* Description of the task *
Convert the items below into a two-column CSV with the header row description,positions. Give one row per item, with its text under description and its answer under positions, each field in double quotes with line breaks replaced by spaces, and leave out the pictures.

* Records shown *
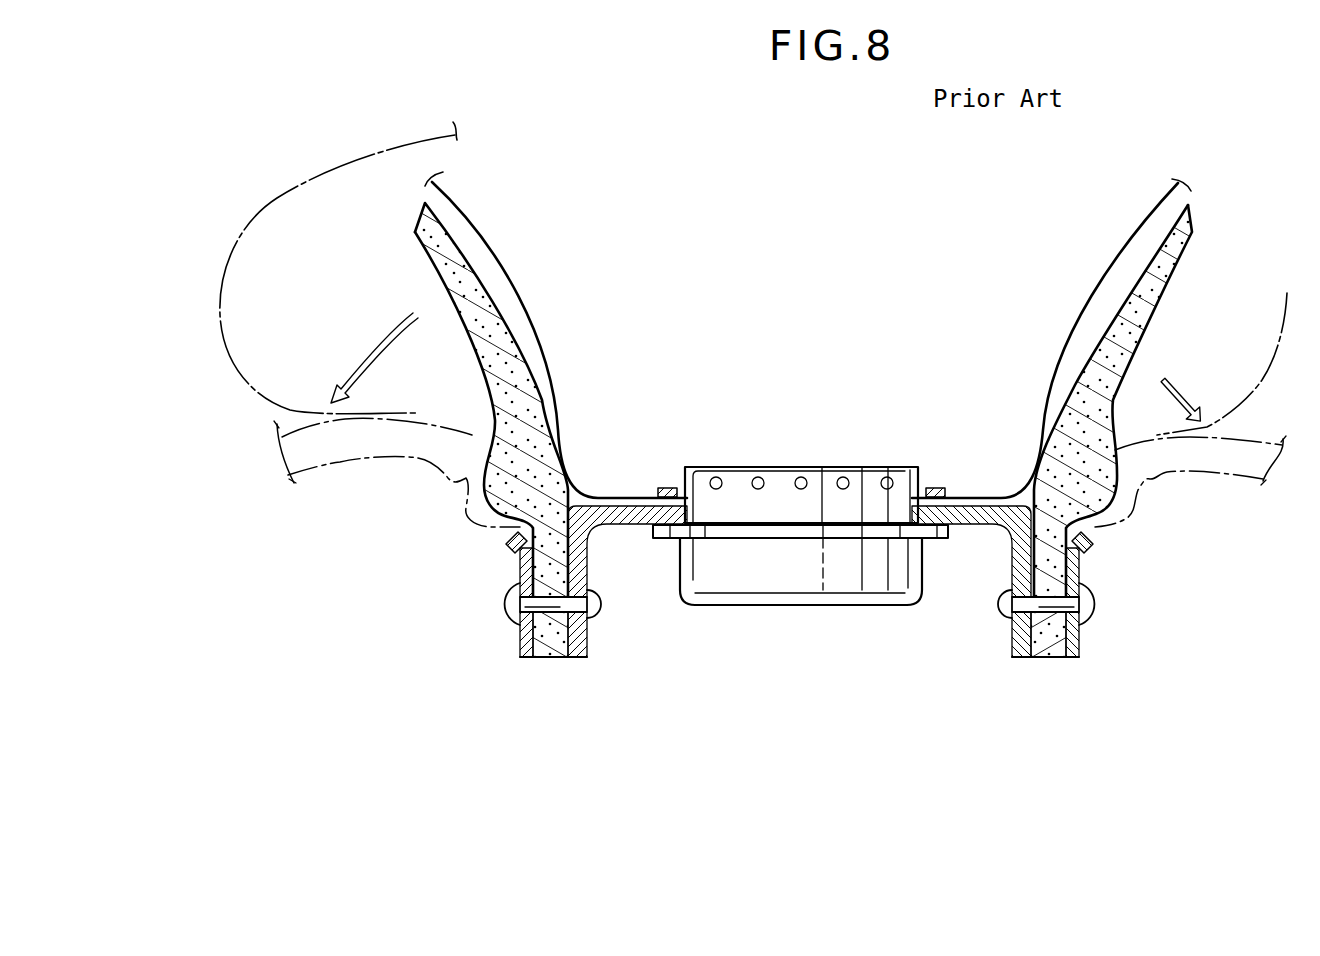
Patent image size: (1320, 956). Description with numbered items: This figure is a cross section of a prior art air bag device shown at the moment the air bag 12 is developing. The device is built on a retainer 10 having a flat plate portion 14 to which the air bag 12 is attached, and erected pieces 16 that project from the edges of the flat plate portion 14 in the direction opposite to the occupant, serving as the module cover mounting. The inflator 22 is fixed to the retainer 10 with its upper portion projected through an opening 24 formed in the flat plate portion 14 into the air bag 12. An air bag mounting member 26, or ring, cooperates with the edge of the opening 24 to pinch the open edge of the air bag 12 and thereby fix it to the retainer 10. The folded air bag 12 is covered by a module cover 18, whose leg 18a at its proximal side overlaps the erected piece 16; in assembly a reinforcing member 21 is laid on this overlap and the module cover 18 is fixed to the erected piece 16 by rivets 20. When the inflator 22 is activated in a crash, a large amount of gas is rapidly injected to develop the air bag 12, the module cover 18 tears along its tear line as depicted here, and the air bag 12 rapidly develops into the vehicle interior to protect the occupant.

The retainer 10 is at (622, 527).
The air bag 12 is at (482, 232).
The flat plate portion 14 is at (987, 528).
The erected piece 16 is at (589, 639).
The module cover 18 is at (467, 320).
The leg 18a is at (548, 660).
The rivets 20 is at (505, 607).
The reinforcing member 21 is at (513, 560).
The inflator 22 is at (870, 465).
The opening 24 is at (702, 508).
The air bag mounting member 26 is at (664, 486).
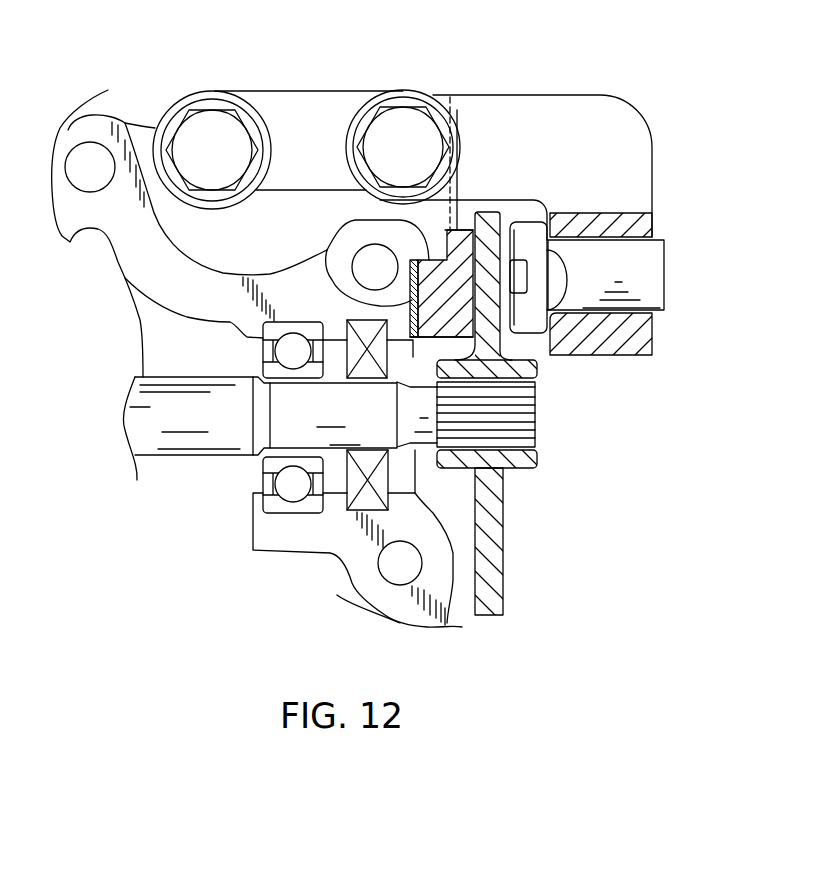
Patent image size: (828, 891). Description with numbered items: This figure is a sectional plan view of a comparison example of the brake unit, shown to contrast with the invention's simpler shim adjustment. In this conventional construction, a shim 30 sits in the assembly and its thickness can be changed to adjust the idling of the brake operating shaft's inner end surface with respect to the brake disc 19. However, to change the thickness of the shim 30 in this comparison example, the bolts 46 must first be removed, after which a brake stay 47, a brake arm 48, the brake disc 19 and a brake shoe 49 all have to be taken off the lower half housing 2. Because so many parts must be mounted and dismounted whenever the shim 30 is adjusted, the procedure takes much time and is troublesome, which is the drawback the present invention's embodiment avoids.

The lower half housing 2 is at (143, 132).
The brake disc 19 is at (503, 563).
The shim 30 is at (327, 253).
The bolts 46 is at (212, 127).
The brake stay 47 is at (527, 107).
The brake arm 48 is at (653, 288).
The brake shoe 49 is at (458, 130).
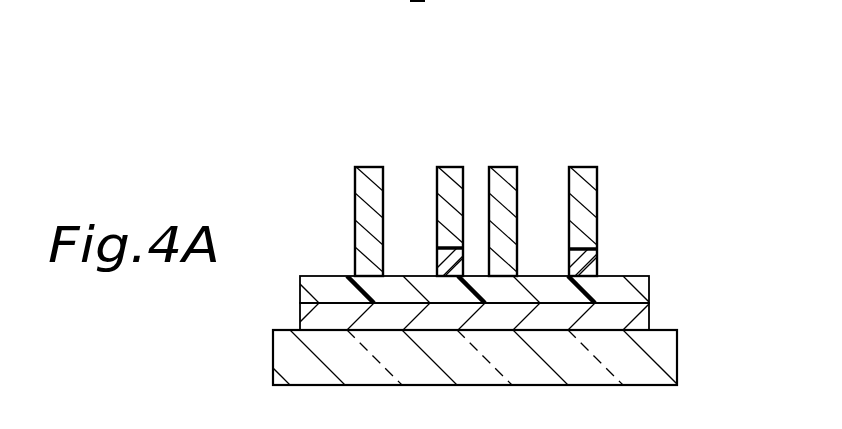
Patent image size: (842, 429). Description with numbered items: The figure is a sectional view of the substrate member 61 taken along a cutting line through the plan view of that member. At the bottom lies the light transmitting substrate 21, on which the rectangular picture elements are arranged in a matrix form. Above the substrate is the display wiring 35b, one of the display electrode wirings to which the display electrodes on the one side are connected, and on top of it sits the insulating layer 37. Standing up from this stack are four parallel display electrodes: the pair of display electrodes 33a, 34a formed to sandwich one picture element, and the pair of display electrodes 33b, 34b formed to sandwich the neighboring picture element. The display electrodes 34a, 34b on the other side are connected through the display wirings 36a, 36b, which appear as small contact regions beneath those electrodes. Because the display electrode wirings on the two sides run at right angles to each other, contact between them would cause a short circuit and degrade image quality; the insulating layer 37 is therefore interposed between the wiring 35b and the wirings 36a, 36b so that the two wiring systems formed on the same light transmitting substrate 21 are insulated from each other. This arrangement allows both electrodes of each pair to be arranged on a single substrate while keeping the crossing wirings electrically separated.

The light transmitting substrate 21 is at (660, 353).
The display wiring 35b is at (640, 316).
The insulating layer 37 is at (643, 287).
The display electrode 33a is at (362, 175).
The display electrode 34a is at (447, 173).
The display electrode 33b is at (503, 175).
The display electrode 34b is at (585, 173).
The display wiring 36a is at (437, 256).
The display wiring 36b is at (598, 267).
The substrate member 61 is at (650, 153).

* Response for this exercise *
description,positions
"Patent image size: (1320, 956). Description with numbered items: This figure is a cross section of a prior art air bag device shown at the moment the air bag 12 is developing. The device is built on a retainer 10 having a flat plate portion 14 to which the air bag 12 is attached, and erected pieces 16 that project from the edges of the flat plate portion 14 in the direction opposite to the occupant, serving as the module cover mounting. The inflator 22 is fixed to the retainer 10 with its upper portion projected through an opening 24 formed in the flat plate portion 14 into the air bag 12. An air bag mounting member 26, or ring, cooperates with the edge of the opening 24 to pinch the open edge of the air bag 12 and thereby fix it to the retainer 10. The folded air bag 12 is covered by a module cover 18, whose leg 18a at its proximal side overlaps the erected piece 16; in assembly a reinforcing member 21 is laid on this overlap and the module cover 18 is fixed to the erected piece 16 by rivets 20. When the inflator 22 is activated in a crash, a large amount of gas is rapidly injected to develop the air bag 12, the module cover 18 tears along its tear line as depicted here, and the air bag 12 rapidly develops into the vehicle interior to protect the occupant.","The retainer 10 is at (622, 527). The air bag 12 is at (482, 232). The flat plate portion 14 is at (987, 528). The erected piece 16 is at (589, 639). The module cover 18 is at (467, 320). The leg 18a is at (548, 660). The rivets 20 is at (505, 607). The reinforcing member 21 is at (513, 560). The inflator 22 is at (870, 465). The opening 24 is at (702, 508). The air bag mounting member 26 is at (664, 486)."
"Patent image size: (828, 891). Description with numbered items: This figure is a sectional plan view of a comparison example of the brake unit, shown to contrast with the invention's simpler shim adjustment. In this conventional construction, a shim 30 sits in the assembly and its thickness can be changed to adjust the idling of the brake operating shaft's inner end surface with respect to the brake disc 19. However, to change the thickness of the shim 30 in this comparison example, the bolts 46 must first be removed, after which a brake stay 47, a brake arm 48, the brake disc 19 and a brake shoe 49 all have to be taken off the lower half housing 2. Because so many parts must be mounted and dismounted whenever the shim 30 is adjusted, the procedure takes much time and is troublesome, which is the drawback the present invention's embodiment avoids.","The lower half housing 2 is at (143, 132). The brake disc 19 is at (503, 563). The shim 30 is at (327, 253). The bolts 46 is at (212, 127). The brake stay 47 is at (527, 107). The brake arm 48 is at (653, 288). The brake shoe 49 is at (458, 130)."
"Patent image size: (842, 429). Description with numbered items: The figure is a sectional view of the substrate member 61 taken along a cutting line through the plan view of that member. At the bottom lies the light transmitting substrate 21, on which the rectangular picture elements are arranged in a matrix form. Above the substrate is the display wiring 35b, one of the display electrode wirings to which the display electrodes on the one side are connected, and on top of it sits the insulating layer 37. Standing up from this stack are four parallel display electrodes: the pair of display electrodes 33a, 34a formed to sandwich one picture element, and the pair of display electrodes 33b, 34b formed to sandwich the neighboring picture element. The display electrodes 34a, 34b on the other side are connected through the display wirings 36a, 36b, which appear as small contact regions beneath those electrodes. Because the display electrode wirings on the two sides run at right angles to each other, contact between them would cause a short circuit and degrade image quality; the insulating layer 37 is therefore interposed between the wiring 35b and the wirings 36a, 36b so that the two wiring systems formed on the same light transmitting substrate 21 are insulated from each other. This arrangement allows both electrodes of each pair to be arranged on a single substrate while keeping the crossing wirings electrically separated.","The light transmitting substrate 21 is at (660, 353). The display wiring 35b is at (640, 316). The insulating layer 37 is at (643, 287). The display electrode 33a is at (362, 175). The display electrode 34a is at (447, 173). The display electrode 33b is at (503, 175). The display electrode 34b is at (585, 173). The display wiring 36a is at (437, 256). The display wiring 36b is at (598, 267). The substrate member 61 is at (650, 153)."